— PROBLEM TO WORK ON —
A faithful transcription of all the data is required.

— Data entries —
—————

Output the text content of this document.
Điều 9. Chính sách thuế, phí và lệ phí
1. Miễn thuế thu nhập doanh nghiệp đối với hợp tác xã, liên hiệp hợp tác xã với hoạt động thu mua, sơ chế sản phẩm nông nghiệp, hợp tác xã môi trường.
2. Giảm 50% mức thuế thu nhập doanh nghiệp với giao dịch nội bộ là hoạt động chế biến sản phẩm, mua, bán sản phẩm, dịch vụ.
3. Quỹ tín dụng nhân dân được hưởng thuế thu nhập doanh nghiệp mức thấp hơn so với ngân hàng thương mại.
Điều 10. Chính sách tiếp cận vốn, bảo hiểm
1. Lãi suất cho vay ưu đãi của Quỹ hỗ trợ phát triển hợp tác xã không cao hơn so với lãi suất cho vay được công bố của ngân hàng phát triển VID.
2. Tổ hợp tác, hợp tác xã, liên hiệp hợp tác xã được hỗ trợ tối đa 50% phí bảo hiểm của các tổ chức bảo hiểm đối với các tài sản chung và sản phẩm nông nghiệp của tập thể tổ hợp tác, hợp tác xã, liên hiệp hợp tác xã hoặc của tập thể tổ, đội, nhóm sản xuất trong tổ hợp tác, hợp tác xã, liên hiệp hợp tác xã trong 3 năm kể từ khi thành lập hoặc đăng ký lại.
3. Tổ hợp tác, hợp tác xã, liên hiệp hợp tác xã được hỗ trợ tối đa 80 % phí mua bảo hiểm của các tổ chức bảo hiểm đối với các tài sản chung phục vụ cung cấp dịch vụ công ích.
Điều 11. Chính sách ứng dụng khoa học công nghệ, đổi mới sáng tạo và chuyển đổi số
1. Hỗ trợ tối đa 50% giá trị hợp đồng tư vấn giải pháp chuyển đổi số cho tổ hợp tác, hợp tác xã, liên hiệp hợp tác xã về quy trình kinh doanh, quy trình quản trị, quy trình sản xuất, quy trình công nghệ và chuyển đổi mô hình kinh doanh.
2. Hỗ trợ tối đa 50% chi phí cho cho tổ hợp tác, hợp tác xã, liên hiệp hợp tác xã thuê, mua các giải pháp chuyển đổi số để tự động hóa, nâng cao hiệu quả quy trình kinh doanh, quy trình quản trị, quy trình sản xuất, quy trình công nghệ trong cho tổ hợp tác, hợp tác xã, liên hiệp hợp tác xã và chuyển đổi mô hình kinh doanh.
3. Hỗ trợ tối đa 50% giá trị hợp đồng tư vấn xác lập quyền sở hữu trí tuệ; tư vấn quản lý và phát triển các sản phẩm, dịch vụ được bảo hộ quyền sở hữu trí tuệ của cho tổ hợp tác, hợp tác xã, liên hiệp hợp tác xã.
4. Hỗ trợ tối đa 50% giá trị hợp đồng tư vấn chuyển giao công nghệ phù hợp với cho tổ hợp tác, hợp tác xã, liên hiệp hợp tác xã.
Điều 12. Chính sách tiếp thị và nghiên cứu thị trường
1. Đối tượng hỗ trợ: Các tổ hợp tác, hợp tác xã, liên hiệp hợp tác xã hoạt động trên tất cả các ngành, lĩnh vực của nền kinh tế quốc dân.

—————

— SOLUTION TO THE PROBLEM —
Output the text content of this document.
Điều 9. Chính sách thuế, phí và lệ phí
1. Miễn thuế thu nhập doanh nghiệp đối với hợp tác xã, liên hiệp hợp tác xã với hoạt động thu mua, sơ chế sản phẩm nông nghiệp, hợp tác xã môi trường.
2. Giảm 50% mức thuế thu nhập doanh nghiệp với giao dịch nội bộ là hoạt động chế biến sản phẩm, mua, bán sản phẩm, dịch vụ.
3. Quỹ tín dụng nhân dân được hưởng thuế thu nhập doanh nghiệp mức thấp hơn so với ngân hàng thương mại.
Điều 10. Chính sách tiếp cận vốn, bảo hiểm
1. Lãi suất cho vay ưu đãi của Quỹ hỗ trợ phát triển hợp tác xã không cao hơn so với lãi suất cho vay được công bố của ngân hàng phát triển VID.
2. Tổ hợp tác, hợp tác xã, liên hiệp hợp tác xã được hỗ trợ tối đa 50% phí bảo hiểm của các tổ chức bảo hiểm đối với các tài sản chung và sản phẩm nông nghiệp của tập thể tổ hợp tác, hợp tác xã, liên hiệp hợp tác xã hoặc của tập thể tổ, đội, nhóm sản xuất trong tổ hợp tác, hợp tác xã, liên hiệp hợp tác xã trong 3 năm kể từ khi thành lập hoặc đăng ký lại.
3. Tổ hợp tác, hợp tác xã, liên hiệp hợp tác xã được hỗ trợ tối đa 80 % phí mua bảo hiểm của các tổ chức bảo hiểm đối với các tài sản chung phục vụ cung cấp dịch vụ công ích.
Điều 11. Chính sách ứng dụng khoa học công nghệ, đổi mới sáng tạo và chuyển đổi số
1. Hỗ trợ tối đa 50% giá trị hợp đồng tư vấn giải pháp chuyển đổi số cho tổ hợp tác, hợp tác xã, liên hiệp hợp tác xã về quy trình kinh doanh, quy trình quản trị, quy trình sản xuất, quy trình công nghệ và chuyển đổi mô hình kinh doanh.
2. Hỗ trợ tối đa 50% chi phí cho cho tổ hợp tác, hợp tác xã, liên hiệp hợp tác xã thuê, mua các giải pháp chuyển đổi số để tự động hóa, nâng cao hiệu quả quy trình kinh doanh, quy trình quản trị, quy trình sản xuất, quy trình công nghệ trong cho tổ hợp tác, hợp tác xã, liên hiệp hợp tác xã và chuyển đổi mô hình kinh doanh.
3. Hỗ trợ tối đa 50% giá trị hợp đồng tư vấn xác lập quyền sở hữu trí tuệ; tư vấn quản lý và phát triển các sản phẩm, dịch vụ được bảo hộ quyền sở hữu trí tuệ của cho tổ hợp tác, hợp tác xã, liên hiệp hợp tác xã.
4. Hỗ trợ tối đa 50% giá trị hợp đồng tư vấn chuyển giao công nghệ phù hợp với cho tổ hợp tác, hợp tác xã, liên hiệp hợp tác xã.
Điều 12. Chính sách tiếp thị và nghiên cứu thị trường
1. Đối tượng hỗ trợ: Các tổ hợp tác, hợp tác xã, liên hiệp hợp tác xã hoạt động trên tất cả các ngành, lĩnh vực của nền kinh tế quốc dân.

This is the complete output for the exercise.